### [Exercise aim]
Count how many lines in the items below contain the string "title", with case counting, and give only that number.

[Boxed element entries]
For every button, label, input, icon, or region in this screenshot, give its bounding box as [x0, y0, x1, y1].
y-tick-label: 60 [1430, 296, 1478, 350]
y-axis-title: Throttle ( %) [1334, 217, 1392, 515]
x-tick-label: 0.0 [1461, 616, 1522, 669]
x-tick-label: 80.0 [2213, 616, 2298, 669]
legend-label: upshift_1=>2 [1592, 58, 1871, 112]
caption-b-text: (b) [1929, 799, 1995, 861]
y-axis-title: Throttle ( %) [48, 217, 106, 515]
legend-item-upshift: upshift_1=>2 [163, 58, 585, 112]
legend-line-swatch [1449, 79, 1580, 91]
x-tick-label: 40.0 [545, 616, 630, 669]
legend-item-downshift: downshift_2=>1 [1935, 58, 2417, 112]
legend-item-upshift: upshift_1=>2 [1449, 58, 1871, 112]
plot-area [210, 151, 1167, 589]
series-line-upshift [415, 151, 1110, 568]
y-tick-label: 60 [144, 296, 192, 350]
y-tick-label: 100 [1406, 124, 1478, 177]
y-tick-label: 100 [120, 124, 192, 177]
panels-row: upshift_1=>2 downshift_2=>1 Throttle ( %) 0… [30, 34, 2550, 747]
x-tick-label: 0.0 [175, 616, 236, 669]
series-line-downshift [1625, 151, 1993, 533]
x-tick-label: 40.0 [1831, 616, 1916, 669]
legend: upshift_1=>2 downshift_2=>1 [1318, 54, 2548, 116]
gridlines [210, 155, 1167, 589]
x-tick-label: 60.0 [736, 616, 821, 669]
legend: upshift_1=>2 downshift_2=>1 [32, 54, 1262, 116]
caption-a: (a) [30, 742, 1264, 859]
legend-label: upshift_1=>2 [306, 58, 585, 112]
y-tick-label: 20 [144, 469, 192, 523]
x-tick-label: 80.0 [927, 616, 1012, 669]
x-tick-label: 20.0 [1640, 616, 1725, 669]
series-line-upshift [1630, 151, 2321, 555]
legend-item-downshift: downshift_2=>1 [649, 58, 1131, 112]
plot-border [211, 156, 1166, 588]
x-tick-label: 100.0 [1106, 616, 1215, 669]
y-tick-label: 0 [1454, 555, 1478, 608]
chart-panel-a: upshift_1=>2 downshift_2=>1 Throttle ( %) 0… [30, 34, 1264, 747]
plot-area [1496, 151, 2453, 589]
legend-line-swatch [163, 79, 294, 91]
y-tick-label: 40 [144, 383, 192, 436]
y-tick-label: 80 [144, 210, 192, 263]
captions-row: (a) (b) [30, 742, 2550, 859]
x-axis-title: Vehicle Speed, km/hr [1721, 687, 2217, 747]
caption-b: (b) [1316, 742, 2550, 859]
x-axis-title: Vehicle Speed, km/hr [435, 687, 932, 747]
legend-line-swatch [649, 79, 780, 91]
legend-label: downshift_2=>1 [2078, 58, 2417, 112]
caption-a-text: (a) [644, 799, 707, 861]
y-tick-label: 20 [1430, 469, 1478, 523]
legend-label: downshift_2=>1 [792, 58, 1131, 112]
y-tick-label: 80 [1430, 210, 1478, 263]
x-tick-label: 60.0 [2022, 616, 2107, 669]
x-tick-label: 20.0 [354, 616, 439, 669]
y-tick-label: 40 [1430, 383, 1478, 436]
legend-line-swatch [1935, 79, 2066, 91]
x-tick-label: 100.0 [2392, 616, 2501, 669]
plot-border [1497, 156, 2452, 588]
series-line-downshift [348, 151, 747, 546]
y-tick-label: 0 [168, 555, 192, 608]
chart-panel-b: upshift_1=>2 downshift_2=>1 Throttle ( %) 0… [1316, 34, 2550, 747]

### [Task output]
4